TASK STATEMENT ::
Below is a set of records; print all of them exactly as written.

EXTRACTED RECORDS ::
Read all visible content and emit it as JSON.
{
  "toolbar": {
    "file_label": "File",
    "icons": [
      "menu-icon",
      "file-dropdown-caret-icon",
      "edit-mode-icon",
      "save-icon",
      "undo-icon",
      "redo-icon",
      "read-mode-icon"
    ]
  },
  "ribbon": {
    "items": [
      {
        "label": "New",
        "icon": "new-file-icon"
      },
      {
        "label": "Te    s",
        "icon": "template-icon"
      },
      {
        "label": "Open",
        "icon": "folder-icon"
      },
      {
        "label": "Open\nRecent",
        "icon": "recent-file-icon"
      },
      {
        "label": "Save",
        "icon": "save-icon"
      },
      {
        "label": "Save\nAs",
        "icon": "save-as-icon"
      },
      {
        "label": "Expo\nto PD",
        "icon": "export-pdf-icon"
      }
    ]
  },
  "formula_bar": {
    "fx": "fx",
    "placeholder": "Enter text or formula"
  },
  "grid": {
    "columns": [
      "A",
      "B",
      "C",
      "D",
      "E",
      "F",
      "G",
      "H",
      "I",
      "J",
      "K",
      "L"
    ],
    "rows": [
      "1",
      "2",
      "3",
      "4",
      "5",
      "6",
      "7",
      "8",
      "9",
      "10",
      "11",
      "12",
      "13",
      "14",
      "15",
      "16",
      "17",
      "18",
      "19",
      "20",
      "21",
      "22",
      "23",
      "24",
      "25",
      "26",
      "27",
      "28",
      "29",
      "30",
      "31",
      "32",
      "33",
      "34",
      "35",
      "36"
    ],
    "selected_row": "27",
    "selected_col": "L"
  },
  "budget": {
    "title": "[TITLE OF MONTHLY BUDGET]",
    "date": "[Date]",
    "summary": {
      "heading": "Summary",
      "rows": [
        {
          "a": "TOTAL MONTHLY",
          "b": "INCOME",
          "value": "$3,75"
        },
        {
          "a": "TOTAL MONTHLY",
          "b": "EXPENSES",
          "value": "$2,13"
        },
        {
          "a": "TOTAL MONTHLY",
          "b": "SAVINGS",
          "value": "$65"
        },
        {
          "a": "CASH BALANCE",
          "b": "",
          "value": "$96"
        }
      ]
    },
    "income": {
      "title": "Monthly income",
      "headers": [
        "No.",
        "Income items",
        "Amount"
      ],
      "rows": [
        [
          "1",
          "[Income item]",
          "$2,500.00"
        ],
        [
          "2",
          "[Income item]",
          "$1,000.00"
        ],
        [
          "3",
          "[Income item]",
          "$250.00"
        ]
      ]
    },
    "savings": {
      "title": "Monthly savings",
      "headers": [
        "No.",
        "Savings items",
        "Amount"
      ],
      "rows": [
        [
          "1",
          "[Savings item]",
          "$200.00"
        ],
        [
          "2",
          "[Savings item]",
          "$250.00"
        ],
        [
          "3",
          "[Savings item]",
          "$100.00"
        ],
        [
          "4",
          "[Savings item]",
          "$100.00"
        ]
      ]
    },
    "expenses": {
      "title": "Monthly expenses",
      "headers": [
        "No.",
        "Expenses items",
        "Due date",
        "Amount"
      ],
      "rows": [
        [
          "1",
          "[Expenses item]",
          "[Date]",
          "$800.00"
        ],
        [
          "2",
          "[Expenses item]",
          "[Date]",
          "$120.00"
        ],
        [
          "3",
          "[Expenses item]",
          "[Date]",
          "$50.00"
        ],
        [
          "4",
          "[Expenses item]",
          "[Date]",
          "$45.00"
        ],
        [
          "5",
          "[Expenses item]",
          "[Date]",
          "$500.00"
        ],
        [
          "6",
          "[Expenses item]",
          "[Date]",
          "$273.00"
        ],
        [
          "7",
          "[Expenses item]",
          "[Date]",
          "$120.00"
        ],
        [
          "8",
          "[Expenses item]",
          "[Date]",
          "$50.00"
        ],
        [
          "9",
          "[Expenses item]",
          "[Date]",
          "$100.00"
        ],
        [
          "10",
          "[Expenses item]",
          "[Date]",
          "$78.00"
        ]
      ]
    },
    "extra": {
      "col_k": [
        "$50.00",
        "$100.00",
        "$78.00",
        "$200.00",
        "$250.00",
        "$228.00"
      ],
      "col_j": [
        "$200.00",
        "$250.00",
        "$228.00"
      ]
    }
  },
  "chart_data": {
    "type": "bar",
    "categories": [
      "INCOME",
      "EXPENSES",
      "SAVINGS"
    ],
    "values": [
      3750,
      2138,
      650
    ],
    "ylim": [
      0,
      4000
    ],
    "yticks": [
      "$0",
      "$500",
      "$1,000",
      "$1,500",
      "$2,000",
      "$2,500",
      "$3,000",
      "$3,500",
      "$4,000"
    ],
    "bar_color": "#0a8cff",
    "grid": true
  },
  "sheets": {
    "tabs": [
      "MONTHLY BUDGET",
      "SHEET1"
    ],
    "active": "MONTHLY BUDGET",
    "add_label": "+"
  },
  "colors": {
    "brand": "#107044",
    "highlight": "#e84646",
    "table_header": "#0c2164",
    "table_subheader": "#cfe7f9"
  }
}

TASK SOLUTION ::
Read all visible content and emit it as JSON.
{
  "toolbar": {
    "file_label": "File",
    "icons": [
      "menu-icon",
      "file-dropdown-caret-icon",
      "edit-mode-icon",
      "save-icon",
      "undo-icon",
      "redo-icon",
      "read-mode-icon"
    ]
  },
  "ribbon": {
    "items": [
      {
        "label": "New",
        "icon": "new-file-icon"
      },
      {
        "label": "Te    s",
        "icon": "template-icon"
      },
      {
        "label": "Open",
        "icon": "folder-icon"
      },
      {
        "label": "Open\nRecent",
        "icon": "recent-file-icon"
      },
      {
        "label": "Save",
        "icon": "save-icon"
      },
      {
        "label": "Save\nAs",
        "icon": "save-as-icon"
      },
      {
        "label": "Expo\nto PD",
        "icon": "export-pdf-icon"
      }
    ]
  },
  "formula_bar": {
    "fx": "fx",
    "placeholder": "Enter text or formula"
  },
  "grid": {
    "columns": [
      "A",
      "B",
      "C",
      "D",
      "E",
      "F",
      "G",
      "H",
      "I",
      "J",
      "K",
      "L"
    ],
    "rows": [
      "1",
      "2",
      "3",
      "4",
      "5",
      "6",
      "7",
      "8",
      "9",
      "10",
      "11",
      "12",
      "13",
      "14",
      "15",
      "16",
      "17",
      "18",
      "19",
      "20",
      "21",
      "22",
      "23",
      "24",
      "25",
      "26",
      "27",
      "28",
      "29",
      "30",
      "31",
      "32",
      "33",
      "34",
      "35",
      "36"
    ],
    "selected_row": "27",
    "selected_col": "L"
  },
  "budget": {
    "title": "[TITLE OF MONTHLY BUDGET]",
    "date": "[Date]",
    "summary": {
      "heading": "Summary",
      "rows": [
        {
          "a": "TOTAL MONTHLY",
          "b": "INCOME",
          "value": "$3,75"
        },
        {
          "a": "TOTAL MONTHLY",
          "b": "EXPENSES",
          "value": "$2,13"
        },
        {
          "a": "TOTAL MONTHLY",
          "b": "SAVINGS",
          "value": "$65"
        },
        {
          "a": "CASH BALANCE",
          "b": "",
          "value": "$96"
        }
      ]
    },
    "income": {
      "title": "Monthly income",
      "headers": [
        "No.",
        "Income items",
        "Amount"
      ],
      "rows": [
        [
          "1",
          "[Income item]",
          "$2,500.00"
        ],
        [
          "2",
          "[Income item]",
          "$1,000.00"
        ],
        [
          "3",
          "[Income item]",
          "$250.00"
        ]
      ]
    },
    "savings": {
      "title": "Monthly savings",
      "headers": [
        "No.",
        "Savings items",
        "Amount"
      ],
      "rows": [
        [
          "1",
          "[Savings item]",
          "$200.00"
        ],
        [
          "2",
          "[Savings item]",
          "$250.00"
        ],
        [
          "3",
          "[Savings item]",
          "$100.00"
        ],
        [
          "4",
          "[Savings item]",
          "$100.00"
        ]
      ]
    },
    "expenses": {
      "title": "Monthly expenses",
      "headers": [
        "No.",
        "Expenses items",
        "Due date",
        "Amount"
      ],
      "rows": [
        [
          "1",
          "[Expenses item]",
          "[Date]",
          "$800.00"
        ],
        [
          "2",
          "[Expenses item]",
          "[Date]",
          "$120.00"
        ],
        [
          "3",
          "[Expenses item]",
          "[Date]",
          "$50.00"
        ],
        [
          "4",
          "[Expenses item]",
          "[Date]",
          "$45.00"
        ],
        [
          "5",
          "[Expenses item]",
          "[Date]",
          "$500.00"
        ],
        [
          "6",
          "[Expenses item]",
          "[Date]",
          "$273.00"
        ],
        [
          "7",
          "[Expenses item]",
          "[Date]",
          "$120.00"
        ],
        [
          "8",
          "[Expenses item]",
          "[Date]",
          "$50.00"
        ],
        [
          "9",
          "[Expenses item]",
          "[Date]",
          "$100.00"
        ],
        [
          "10",
          "[Expenses item]",
          "[Date]",
          "$78.00"
        ]
      ]
    },
    "extra": {
      "col_k": [
        "$50.00",
        "$100.00",
        "$78.00",
        "$200.00",
        "$250.00",
        "$228.00"
      ],
      "col_j": [
        "$200.00",
        "$250.00",
        "$228.00"
      ]
    }
  },
  "chart_data": {
    "type": "bar",
    "categories": [
      "INCOME",
      "EXPENSES",
      "SAVINGS"
    ],
    "values": [
      3750,
      2138,
      650
    ],
    "ylim": [
      0,
      4000
    ],
    "yticks": [
      "$0",
      "$500",
      "$1,000",
      "$1,500",
      "$2,000",
      "$2,500",
      "$3,000",
      "$3,500",
      "$4,000"
    ],
    "bar_color": "#0a8cff",
    "grid": true
  },
  "sheets": {
    "tabs": [
      "MONTHLY BUDGET",
      "SHEET1"
    ],
    "active": "MONTHLY BUDGET",
    "add_label": "+"
  },
  "colors": {
    "brand": "#107044",
    "highlight": "#e84646",
    "table_header": "#0c2164",
    "table_subheader": "#cfe7f9"
  }
}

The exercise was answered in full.